▶ WORK INSTRUCTIONS:
Print the entire listing. Each line must match the original exactly.

▶ SUPPLIED MATERIAL:
════════════════
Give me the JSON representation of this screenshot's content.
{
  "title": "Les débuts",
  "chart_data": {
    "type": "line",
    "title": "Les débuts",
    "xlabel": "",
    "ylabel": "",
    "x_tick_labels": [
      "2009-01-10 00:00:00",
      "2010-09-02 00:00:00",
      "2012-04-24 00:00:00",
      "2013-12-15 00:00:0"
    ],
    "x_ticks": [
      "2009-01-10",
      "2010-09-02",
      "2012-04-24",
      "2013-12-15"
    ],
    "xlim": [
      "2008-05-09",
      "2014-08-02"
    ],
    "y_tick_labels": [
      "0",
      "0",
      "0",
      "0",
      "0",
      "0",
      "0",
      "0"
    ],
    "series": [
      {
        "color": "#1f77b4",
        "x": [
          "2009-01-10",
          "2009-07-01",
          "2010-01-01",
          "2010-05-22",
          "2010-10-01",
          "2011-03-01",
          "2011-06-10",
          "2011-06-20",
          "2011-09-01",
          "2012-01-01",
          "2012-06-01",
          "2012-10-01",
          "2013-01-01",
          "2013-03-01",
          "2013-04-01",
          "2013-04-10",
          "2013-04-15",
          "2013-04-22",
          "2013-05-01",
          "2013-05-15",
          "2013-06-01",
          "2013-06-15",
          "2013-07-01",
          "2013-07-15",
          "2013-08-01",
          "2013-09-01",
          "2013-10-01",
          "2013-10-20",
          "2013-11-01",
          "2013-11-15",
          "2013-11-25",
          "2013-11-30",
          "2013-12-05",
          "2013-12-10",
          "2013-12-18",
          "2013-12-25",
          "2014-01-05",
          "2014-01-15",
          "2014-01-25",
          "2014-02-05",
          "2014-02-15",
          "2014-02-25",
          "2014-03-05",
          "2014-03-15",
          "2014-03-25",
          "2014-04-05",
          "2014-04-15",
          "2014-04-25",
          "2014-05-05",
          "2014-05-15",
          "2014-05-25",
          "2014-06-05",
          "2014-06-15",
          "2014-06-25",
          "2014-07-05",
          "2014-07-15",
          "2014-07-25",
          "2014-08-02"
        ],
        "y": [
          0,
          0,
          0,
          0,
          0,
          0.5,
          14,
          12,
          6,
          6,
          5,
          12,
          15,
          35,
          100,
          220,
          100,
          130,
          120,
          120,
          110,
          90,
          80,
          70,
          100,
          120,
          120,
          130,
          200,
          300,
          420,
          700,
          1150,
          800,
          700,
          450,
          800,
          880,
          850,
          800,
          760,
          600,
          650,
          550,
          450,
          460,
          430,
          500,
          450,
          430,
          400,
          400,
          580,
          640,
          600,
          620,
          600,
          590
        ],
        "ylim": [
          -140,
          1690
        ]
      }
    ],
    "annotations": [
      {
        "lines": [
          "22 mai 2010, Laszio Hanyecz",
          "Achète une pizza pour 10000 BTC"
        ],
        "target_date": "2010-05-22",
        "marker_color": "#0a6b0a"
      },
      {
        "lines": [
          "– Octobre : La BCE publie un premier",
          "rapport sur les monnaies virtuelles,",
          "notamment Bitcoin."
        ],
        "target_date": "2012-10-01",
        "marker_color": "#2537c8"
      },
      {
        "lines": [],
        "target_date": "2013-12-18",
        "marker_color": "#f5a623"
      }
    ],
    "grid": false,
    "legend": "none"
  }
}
════════════════
▶ SOLUTION TO THE EXERCISE:
Give me the JSON representation of this screenshot's content.
{
  "title": "Les débuts",
  "chart_data": {
    "type": "line",
    "title": "Les débuts",
    "xlabel": "",
    "ylabel": "",
    "x_tick_labels": [
      "2009-01-10 00:00:00",
      "2010-09-02 00:00:00",
      "2012-04-24 00:00:00",
      "2013-12-15 00:00:0"
    ],
    "x_ticks": [
      "2009-01-10",
      "2010-09-02",
      "2012-04-24",
      "2013-12-15"
    ],
    "xlim": [
      "2008-05-09",
      "2014-08-02"
    ],
    "y_tick_labels": [
      "0",
      "0",
      "0",
      "0",
      "0",
      "0",
      "0",
      "0"
    ],
    "series": [
      {
        "color": "#1f77b4",
        "x": [
          "2009-01-10",
          "2009-07-01",
          "2010-01-01",
          "2010-05-22",
          "2010-10-01",
          "2011-03-01",
          "2011-06-10",
          "2011-06-20",
          "2011-09-01",
          "2012-01-01",
          "2012-06-01",
          "2012-10-01",
          "2013-01-01",
          "2013-03-01",
          "2013-04-01",
          "2013-04-10",
          "2013-04-15",
          "2013-04-22",
          "2013-05-01",
          "2013-05-15",
          "2013-06-01",
          "2013-06-15",
          "2013-07-01",
          "2013-07-15",
          "2013-08-01",
          "2013-09-01",
          "2013-10-01",
          "2013-10-20",
          "2013-11-01",
          "2013-11-15",
          "2013-11-25",
          "2013-11-30",
          "2013-12-05",
          "2013-12-10",
          "2013-12-18",
          "2013-12-25",
          "2014-01-05",
          "2014-01-15",
          "2014-01-25",
          "2014-02-05",
          "2014-02-15",
          "2014-02-25",
          "2014-03-05",
          "2014-03-15",
          "2014-03-25",
          "2014-04-05",
          "2014-04-15",
          "2014-04-25",
          "2014-05-05",
          "2014-05-15",
          "2014-05-25",
          "2014-06-05",
          "2014-06-15",
          "2014-06-25",
          "2014-07-05",
          "2014-07-15",
          "2014-07-25",
          "2014-08-02"
        ],
        "y": [
          0,
          0,
          0,
          0,
          0,
          0.5,
          14,
          12,
          6,
          6,
          5,
          12,
          15,
          35,
          100,
          220,
          100,
          130,
          120,
          120,
          110,
          90,
          80,
          70,
          100,
          120,
          120,
          130,
          200,
          300,
          420,
          700,
          1150,
          800,
          700,
          450,
          800,
          880,
          850,
          800,
          760,
          600,
          650,
          550,
          450,
          460,
          430,
          500,
          450,
          430,
          400,
          400,
          580,
          640,
          600,
          620,
          600,
          590
        ],
        "ylim": [
          -140,
          1690
        ]
      }
    ],
    "annotations": [
      {
        "lines": [
          "22 mai 2010, Laszio Hanyecz",
          "Achète une pizza pour 10000 BTC"
        ],
        "target_date": "2010-05-22",
        "marker_color": "#0a6b0a"
      },
      {
        "lines": [
          "– Octobre : La BCE publie un premier",
          "rapport sur les monnaies virtuelles,",
          "notamment Bitcoin."
        ],
        "target_date": "2012-10-01",
        "marker_color": "#2537c8"
      },
      {
        "lines": [],
        "target_date": "2013-12-18",
        "marker_color": "#f5a623"
      }
    ],
    "grid": false,
    "legend": "none"
  }
}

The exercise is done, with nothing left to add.